**Text to read:**
□ □ □ □ □
Ray Data inference enables scalable, fault-tolerant prediction pipelines that reuse loaded models across many requests, making it ideal for large-scale batch or near-real-time forecasting workloads.

In [None]:
# 14. Ray Data inference helper — stateful per-actor predictor

class TimeSeriesBatchPredictor:
    """
    Keeps the TimeSeriesTransformer in memory per actor (GPU if available).
    Expects a Pandas batch with a 'past' column containing np.ndarray of shape (INPUT_WINDOW,).
    Returns a batch with a 'pred' column (np.ndarray of shape (HORIZON,)).
    """
    def __init__(self, checkpoint_path: str, model_kwargs: dict):
        self.device = torch.device("cuda" if torch.cuda.is_available() else "cpu")

        # Recreate model with the *same* hyperparams used during training
        self.model = TimeSeriesTransformer(
            input_window=model_kwargs["input_window"],
            horizon=model_kwargs["horizon"],
            d_model=model_kwargs["d_model"],
            nhead=model_kwargs["nhead"],
            num_layers=model_kwargs["num_layers"],
        ).to(self.device).eval()

        # Load checkpoint weights once per actor
        ckpt = Checkpoint.from_directory(checkpoint_path)
        with ckpt.as_directory() as ckpt_dir:
            state_dict = torch.load(os.path.join(ckpt_dir, "model.pt"), map_location="cpu")
            # Strip DDP prefix if present
            state_dict = {k.replace("module.", "", 1): v for k, v in state_dict.items()}
            self.model.load_state_dict(state_dict)

        torch.set_grad_enabled(False)

    def __call__(self, batch):
        import pandas as pd

        past_list = batch["past"]  # each entry: np.ndarray shape (INPUT_WINDOW,)
        # Stack into (B, T, 1)
        x = np.stack([p.astype(np.float32) for p in past_list], axis=0)
        x = torch.from_numpy(x).unsqueeze(-1).to(self.device)  # (B, INPUT_WINDOW, 1)

        # Inference path uses the model's "zeros as decoder input" forward
        preds = self.model(x).detach().cpu().numpy()  # (B, HORIZON)

        out = batch.copy()
        out["pred"] = list(preds)  # each row: np.ndarray (HORIZON,)
        return out[["pred"]]


### 15. Run distributed inference and visualize results  

Use **Ray Data** to perform GPU-based batch inference with the trained model.  
The model runs on a Ray worker, generates a forecast for the latest input window, and returns predictions to the driver.  
De-normalize and plot the forecast against the ground truth to visually assess model performance.
This tutorial uses a very small amount of data. As a result, you can see that the model learns a near-constant solution.

In [None]:
# 15. Run inference on the latest window with Ray Data and plot

# 1) Prepare the latest window on the driver
past_norm = hourly["norm"].iloc[-INPUT_WINDOW:].to_numpy().astype(np.float32)
□ □ □ □ □
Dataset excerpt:
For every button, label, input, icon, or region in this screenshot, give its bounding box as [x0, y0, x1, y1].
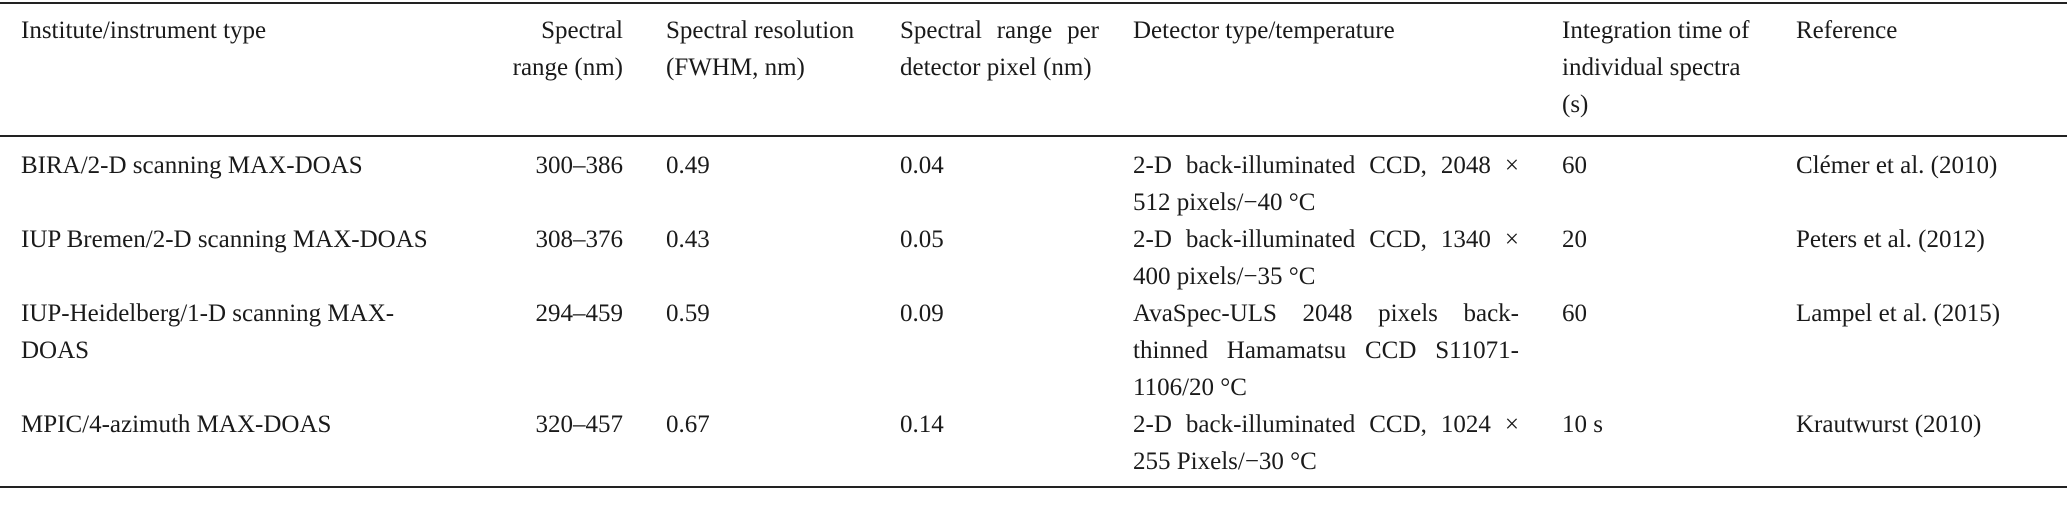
table-cell: IUP Bremen/2-D scanning MAX-DOAS: [21, 226, 428, 253]
table-cell: 2-D back-illuminated CCD, 2048 × 512 pix…: [1133, 152, 1519, 216]
table-cell: 294–459: [535, 300, 624, 327]
table-cell: 0.05: [900, 226, 944, 253]
table-cell: 0.09: [900, 300, 944, 327]
table-cell: IUP-Heidelberg/1-D scanning MAX-DOAS: [21, 300, 395, 364]
table-row: BIRA/2-D scanning MAX-DOAS 300–386 0.49 0.0…: [0, 136, 2067, 221]
table-cell: 308–376: [535, 226, 624, 253]
table-cell: 60: [1562, 152, 1587, 179]
table-cell: 0.43: [666, 226, 710, 253]
instrument-table: Institute/instrument type Spectral range …: [0, 2, 2067, 488]
header-cell: Spectral resolution (FWHM, nm): [666, 17, 855, 81]
table-cell: 0.14: [900, 411, 944, 438]
header-cell: Integration time of individual spectra (…: [1562, 17, 1750, 118]
table-cell: Krautwurst (2010): [1796, 411, 1982, 438]
header-cell: Reference: [1796, 17, 1898, 44]
table-cell: Peters et al. (2012): [1796, 226, 1985, 253]
table-cell: MPIC/4-azimuth MAX-DOAS: [21, 411, 332, 438]
table-cell: 60: [1562, 300, 1587, 327]
table-cell: 320–457: [535, 411, 624, 438]
table-row: IUP Bremen/2-D scanning MAX-DOAS 308–376 0…: [0, 221, 2067, 295]
table-cell: BIRA/2-D scanning MAX-DOAS: [21, 152, 363, 179]
table-cell: 10 s: [1562, 411, 1603, 438]
header-cell: Detector type/temperature: [1133, 17, 1395, 44]
table-cell: AvaSpec-ULS 2048 pixels back-thinned Ham…: [1133, 300, 1519, 401]
table-cell: 0.59: [666, 300, 710, 327]
header-cell: Institute/instrument type: [21, 17, 267, 44]
table-cell: 0.67: [666, 411, 710, 438]
table-cell: Lampel et al. (2015): [1796, 300, 2001, 327]
table-body: BIRA/2-D scanning MAX-DOAS 300–386 0.49 0.0…: [0, 136, 2067, 487]
header-row: Institute/instrument type Spectral range …: [0, 3, 2067, 136]
table-row: MPIC/4-azimuth MAX-DOAS 320–457 0.67 0.14 2-…: [0, 406, 2067, 487]
table-cell: 0.04: [900, 152, 944, 179]
table-cell: 0.49: [666, 152, 710, 179]
table-cell: 2-D back-illuminated CCD, 1024 × 255 Pix…: [1133, 411, 1519, 475]
table-cell: 2-D back-illuminated CCD, 1340 × 400 pix…: [1133, 226, 1519, 290]
table-header: Institute/instrument type Spectral range …: [0, 3, 2067, 136]
table-cell: Clémer et al. (2010): [1796, 152, 1998, 179]
table-cell: 300–386: [535, 152, 624, 179]
table-cell: 20: [1562, 226, 1587, 253]
header-cell: Spectral range per detector pixel (nm): [900, 17, 1099, 81]
header-cell: Spectral range (nm): [512, 17, 623, 81]
table-row: IUP-Heidelberg/1-D scanning MAX-DOAS 294–…: [0, 295, 2067, 406]
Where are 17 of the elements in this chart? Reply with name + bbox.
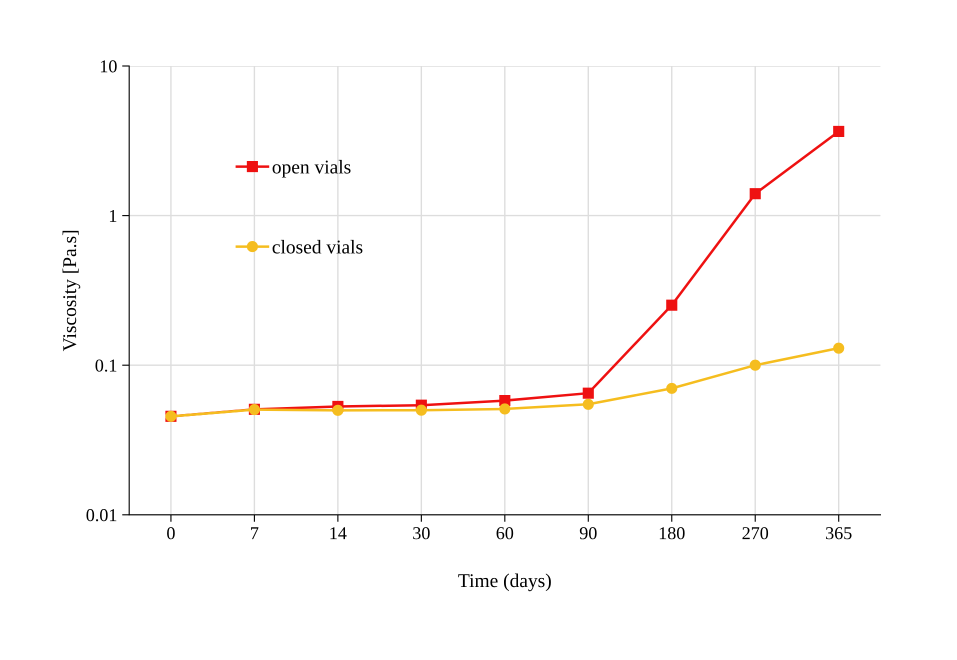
y-tick-label: 0.1 (96, 359, 116, 372)
y-axis-title: Viscosity [Pa.s] (62, 230, 80, 352)
y-tick-label: 0.01 (86, 509, 116, 522)
x-tick-label: 180 (660, 527, 685, 540)
x-tick-label: 90 (580, 527, 597, 540)
legend-label: open vials (272, 160, 351, 178)
y-tick-label: 1 (110, 210, 116, 222)
x-tick-label: 14 (330, 527, 347, 540)
x-tick-label: 0 (167, 527, 175, 540)
x-axis-title: Time (days) (458, 574, 551, 592)
x-tick-label: 365 (826, 527, 852, 540)
legend-label: closed vials (272, 240, 362, 254)
y-tick-label: 10 (100, 60, 117, 72)
x-tick-label: 30 (413, 527, 430, 540)
x-tick-label: 60 (496, 527, 514, 540)
x-tick-label: 7 (251, 527, 258, 540)
x-tick-label: 270 (742, 527, 768, 540)
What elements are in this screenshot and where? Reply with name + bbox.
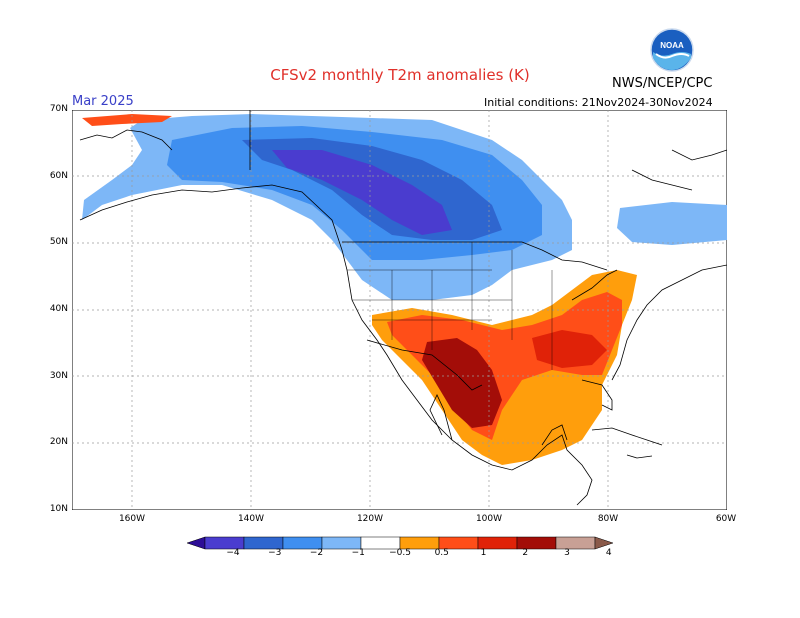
colorbar-label: −1 <box>351 548 365 558</box>
lat-label-70n: 70N <box>49 104 68 114</box>
lat-label-40n: 40N <box>49 304 68 314</box>
lon-label-120w: 120W <box>356 514 384 524</box>
colorbar-label: 0.5 <box>434 548 449 558</box>
colorbar-label: −3 <box>268 548 282 558</box>
svg-text:NOAA: NOAA <box>660 41 684 50</box>
colorbar-label: 1 <box>480 548 487 558</box>
cold-region-strongest <box>272 150 452 235</box>
state-borders <box>347 242 553 370</box>
lat-label-60n: 60N <box>49 171 68 181</box>
cold-region-light-east <box>617 202 727 245</box>
warm-region-north <box>82 114 172 126</box>
agency-label: NWS/NCEP/CPC <box>612 76 713 91</box>
lon-label-80w: 80W <box>597 514 619 524</box>
lat-label-30n: 30N <box>49 371 68 381</box>
warm-region-darkred <box>532 330 607 368</box>
colorbar-label: −0.5 <box>389 548 411 558</box>
colorbar-label: −2 <box>309 548 324 558</box>
warm-anomaly-regions <box>82 114 637 465</box>
lat-label-10n: 10N <box>49 504 68 514</box>
lon-label-100w: 100W <box>475 514 503 524</box>
colorbar <box>186 536 614 550</box>
coastlines <box>79 110 727 506</box>
warm-region-maroon <box>422 338 502 428</box>
initial-conditions: Initial conditions: 21Nov2024-30Nov2024 <box>484 96 713 109</box>
lon-label-160w: 160W <box>118 514 146 524</box>
colorbar-segment <box>186 536 206 550</box>
colorbar-label: −4 <box>226 548 240 558</box>
noaa-logo-icon: NOAA <box>650 28 694 72</box>
lon-label-140w: 140W <box>237 514 265 524</box>
grid-lines <box>72 110 727 510</box>
lat-label-50n: 50N <box>49 237 68 247</box>
cold-anomaly-regions <box>82 114 727 300</box>
anomaly-map <box>72 110 727 510</box>
colorbar-segment <box>594 536 614 550</box>
lat-label-20n: 20N <box>49 437 68 447</box>
colorbar-label: 2 <box>522 548 529 558</box>
colorbar-label: 4 <box>605 548 612 558</box>
lon-label-60w: 60W <box>715 514 737 524</box>
chart-title: CFSv2 monthly T2m anomalies (K) <box>270 66 530 84</box>
warm-region-red <box>387 292 622 440</box>
colorbar-label: 3 <box>564 548 570 558</box>
forecast-month: Mar 2025 <box>72 94 134 109</box>
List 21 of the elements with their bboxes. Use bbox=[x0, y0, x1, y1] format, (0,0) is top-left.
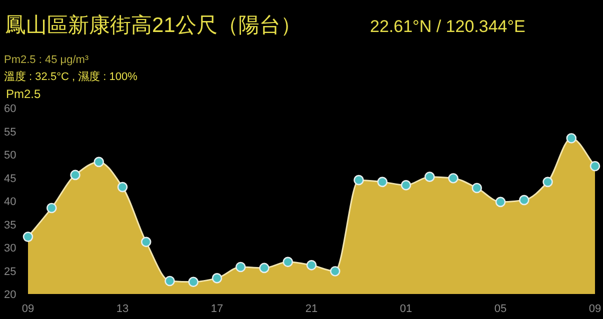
ytick: 30 bbox=[4, 242, 16, 254]
ytick: 25 bbox=[4, 266, 16, 278]
ytick: 50 bbox=[4, 150, 16, 162]
xtick: 09 bbox=[22, 303, 34, 315]
ytick: 40 bbox=[4, 196, 16, 208]
xtick: 17 bbox=[210, 303, 224, 315]
ytick: 20 bbox=[4, 289, 16, 301]
title: 鳳山區新康街高21公尺（陽台） bbox=[5, 14, 302, 37]
xtick: 05 bbox=[494, 303, 507, 315]
ylabel: Pm2.5 bbox=[6, 87, 41, 101]
xtick: 21 bbox=[305, 303, 318, 315]
annotation: 溫度 : 32.5°C , 濕度 : 100% bbox=[4, 71, 138, 83]
xtick: 13 bbox=[116, 303, 129, 315]
subtitle: 22.61°N / 120.344°E bbox=[370, 17, 526, 36]
ytick: 45 bbox=[4, 172, 16, 185]
annotation: Pm2.5 : 45 μg/m³ bbox=[4, 54, 89, 66]
ytick: 55 bbox=[4, 126, 16, 138]
ytick: 60 bbox=[4, 103, 16, 115]
xtick: 09 bbox=[588, 303, 602, 315]
xtick: 01 bbox=[400, 303, 412, 315]
ytick: 35 bbox=[4, 219, 16, 232]
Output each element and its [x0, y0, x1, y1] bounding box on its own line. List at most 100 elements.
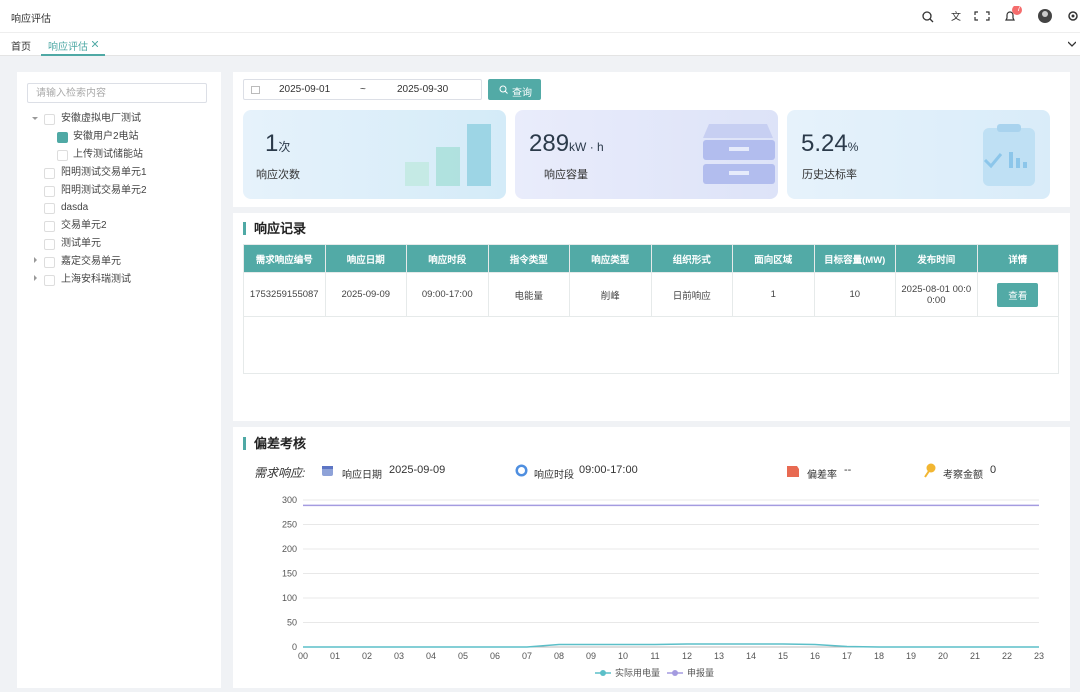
□ □ □ □ □
**Set tasks:**
1. In the rows, starting at the line containing "ytick: 30 bbox=[4, 242, 16, 254]" and ending at the last line of the rows, replace "ytick" with "y_tick" and leave everything else unchanged. Return only those lines, without the pictures.
2. Continue the tutorial on running time-series forecasting inference with Ray Data from the point where it stops.

**Outputs for the tasks:**
1.
y_tick: 30 bbox=[4, 242, 16, 254]
y_tick: 25 bbox=[4, 266, 16, 278]
y_tick: 50 bbox=[4, 150, 16, 162]
xtick: 09 bbox=[22, 303, 34, 315]
y_tick: 40 bbox=[4, 196, 16, 208]
xtick: 17 bbox=[210, 303, 224, 315]
y_tick: 20 bbox=[4, 289, 16, 301]
title: 鳳山區新康街高21公尺（陽台） bbox=[5, 14, 302, 37]
xtick: 05 bbox=[494, 303, 507, 315]
ylabel: Pm2.5 bbox=[6, 87, 41, 101]
xtick: 21 bbox=[305, 303, 318, 315]
annotation: 溫度 : 32.5°C , 濕度 : 100% bbox=[4, 71, 138, 83]
xtick: 13 bbox=[116, 303, 129, 315]
subtitle: 22.61°N / 120.344°E bbox=[370, 17, 526, 36]
y_tick: 45 bbox=[4, 172, 16, 185]
annotation: Pm2.5 : 45 μg/m³ bbox=[4, 54, 89, 66]
y_tick: 55 bbox=[4, 126, 16, 138]
y_tick: 60 bbox=[4, 103, 16, 115]
xtick: 09 bbox=[588, 303, 602, 315]
xtick: 01 bbox=[400, 303, 412, 315]
y_tick: 35 bbox=[4, 219, 16, 232]
Output each element and its [x0, y0, x1, y1] bounding box on its own line. List at most 100 elements.

2.
future_true = hourly["passengers"].iloc[-HORIZON:].to_numpy()  # for visualization only

# 2) Get the best checkpoint directory selected by Ray
with result.checkpoint.as_directory() as ckpt_dir:
    best_ckpt_path = ckpt_dir  # path visible to workers

# 3) Build a tiny Ray Dataset and run inference on a GPU actor
model_kwargs = {
    "input_window": INPUT_WINDOW,
    "horizon": HORIZON,
    "d_model": 128,
    "nhead": 4,
    "num_layers": 3,
}

ds = rdata.from_items([{"past": past_norm}])
pred_ds = ds.map_batches(
    TimeSeriesBatchPredictor,
    fn_constructor_args=(best_ckpt_path, model_kwargs),
    batch_size=1,
    batch_format="pandas",
    concurrency=1,
    num_gpus=1,  # force placement on a GPU worker if available
)

pred_row = pred_ds.take(1)[0]
pred_norm = pred_row["pred"]  # np.ndarray (HORIZON,)

# 4) De-normalize on the driver
mean, std = hourly["passengers"].mean(), hourly["passengers"].std()
pred = pred_norm * std + mean
past = past_norm * std + mean

# 5) Plot

t_past   = np.arange(-INPUT_WINDOW, 0)
STEP_SIZE_HOURS = 0.5  # you mentioned 30-min data
t_future = np.arange(0, HORIZON) * STEP_SIZE_HOURS

plt.figure(figsize=(10, 4))
plt.plot(t_past, past, label="History", marker="o")
plt.plot(t_future, future_true, "--", label="Ground Truth")
plt.plot(t_future, pred, "-.", label="Forecast")
plt.axvline(0)
plt.xlabel("Hours relative")
plt.ylabel("# trips")
plt.title("NYC-Taxi Forecast (Ray Data Inference)")
plt.legend()
plt.grid(True)
plt.tight_layout()
plt.show()


### 16. Cleanup: remove all training artifacts  
Finally, tidy up by deleting temporary checkpoint folders and any intermediate result directories. Clearing out old artifacts frees disk space and leaves your workspace clean for whatever comes next.

In [None]:
# 16. Cleanup – optionally remove all artifacts to free space
if os.path.exists(DATA_DIR):
    shutil.rmtree(DATA_DIR)
    print(f"Deleted {DATA_DIR}")

### Wrap up and next steps

You built a robust, distributed forecasting workflow using **Ray Train on Anyscale** that:

* Trains a Transformer model across **multiple GPUs** using **Ray Train with Distributed Data Parallel (DDP)**, abstracting away low-level orchestration.
* Recovers automatically from failures with **built-in checkpointing and resume**, even across re-launches or node churn.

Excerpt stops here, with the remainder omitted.